Effect of Oxidation on the Dynamic Rheological Properties of Wheat Flour-Water Doughs

Oxidation increased the strength of the dough. Addition of ascorbic acid or azodicabonamide (ADA) to dough increased both elastic modulus (G′) and viscous modulus (G″), while addition of cysteine decreased both values. Hydrogen peroxide, from either calcium peroxide or glucose oxidase, increased G′ and G″ and decreased tan δ (G″/G′) values. In addition to strengthening the dough, hydrogen peroxide dried the dough, but ADA did not. The absorption of doughs containing 20 GU of glucose oxidase (source of hydrogen peroxide) could be increased by ≈5% without altering the rheological properties. Presumably, the mobility of water in the gel formed by oxidative gelation decreased, thereby causing a drying of the dough.     

Effect of l-Ascorbic Acid on the Rheological Properties of Wheat Flour-Water Dough

L-Ascorbic acid (AsA) and its related compounds play an important role as improvers in bread production. Addition of AsA and its related compounds, such as dehydro-L-AsA (DHA) and 2,3-diketo-L-gulonic acid (DKG), affected the rheological properties of flour-water dough during mixing, especially hardness. Addition of 10 or 100 ppm AsA increased the dough hardness of samples as compared with the control dough. Addition of DHA or DKG to dough only slightly increased hardness. Addition of p-quinone significantly increased the hardness. Both glutathione (GSH) and its oxidized form (GSSG) drastically decreased the hardness. Contents of AsA in the treated dough decreased and contents of DHA increased during mixing, suggesting that oxidation occurred. The oxidation rate of AsA was influenced by the concentration of AsA added. The improving effect of AsA on the rheological properties of flour-water dough seemed to be mostly dependent on reactive intermediate oxidation products such as O₂^-, while the contribution of DHA was rather limited.

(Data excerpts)

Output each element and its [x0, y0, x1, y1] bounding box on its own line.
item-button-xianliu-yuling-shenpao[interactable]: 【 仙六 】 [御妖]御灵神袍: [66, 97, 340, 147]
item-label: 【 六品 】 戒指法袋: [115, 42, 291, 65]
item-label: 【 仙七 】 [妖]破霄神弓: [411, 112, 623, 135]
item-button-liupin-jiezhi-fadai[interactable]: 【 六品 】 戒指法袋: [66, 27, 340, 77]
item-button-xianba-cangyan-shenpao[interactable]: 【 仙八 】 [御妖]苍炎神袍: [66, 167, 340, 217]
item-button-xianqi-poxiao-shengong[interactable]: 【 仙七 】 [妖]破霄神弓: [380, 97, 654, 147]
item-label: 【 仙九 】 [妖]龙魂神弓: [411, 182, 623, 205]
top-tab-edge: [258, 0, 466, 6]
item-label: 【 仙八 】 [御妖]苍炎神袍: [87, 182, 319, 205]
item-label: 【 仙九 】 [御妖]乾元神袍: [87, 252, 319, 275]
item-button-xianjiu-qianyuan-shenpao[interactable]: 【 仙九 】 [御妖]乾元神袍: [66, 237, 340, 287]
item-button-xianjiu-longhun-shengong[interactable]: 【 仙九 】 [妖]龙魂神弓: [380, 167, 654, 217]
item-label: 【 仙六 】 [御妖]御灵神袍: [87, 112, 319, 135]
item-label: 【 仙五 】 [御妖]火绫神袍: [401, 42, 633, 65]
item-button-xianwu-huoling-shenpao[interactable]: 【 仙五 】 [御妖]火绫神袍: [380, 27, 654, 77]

_ACTIVITIES_:
• A. Rewrite the paragraph of the dough rheology text that begins "Oxidation increased the strength of the dough" as a bulleted list, keeping its main facts.
• B. Continue the dough rheology text from its final sentence.

_ANSWERS TO THE TASKS_:
• A.
- Oxidation strengthened the dough.
- Ascorbic acid or ADA increased both the elastic modulus (G′) and the viscous modulus (G″). Cysteine decreased both.
- Hydrogen peroxide, from calcium peroxide or glucose oxidase, increased G′ and G″ and decreased tan δ (G″/G′).
- Hydrogen peroxide also dried the dough, while ADA did not.
- Doughs with 20 GU of glucose oxidase could take about 5% more absorption without any change in rheological properties.
- The drying was presumably caused by lower water mobility in the gel formed by oxidative gelation.

• B.
Effect of Stabilized Rice Bran Fractions on the Formation of Rice Flour Pasting Properties

Rice flour composition played a key role in determining the changes in pasting properties of rice flour. The influence of incorporating defatted rice bran (DFRB), rice bran fiber (RBF), rice bran protein (RBP), and stabilized rice bran (SRB) fractions on the mechanism of rice flour pasting viscosities was investigated. Pasting properties of long‐ and medium‐grain rice flour substituted with 5, 10, 15, 20, and 100% bran fractions resulted in a significant decrease (P < 0.05) in rice flour pasting property values. Flour substituted with RBP had the lowest pasting property measurements compared with other fractions, and the greater the percentage substituted, the lower the pasting property values. DFRB and RBF were least affected properties when used as a replacement. Results were attributed to the contribution of rice starch in the mechanism of rice paste formation, in which decreasing starch in a rice flour sample, as a result of substituting with fractions of SRB, may have resulted in faster swelling of starch granules to the maximum extent and increased their susceptibility to be disrupted by shear, resulting in low paste viscosities. Results also suggested that protein structural integrity and the nature of starch–protein bonding affected rice flour pasting mechanism formation.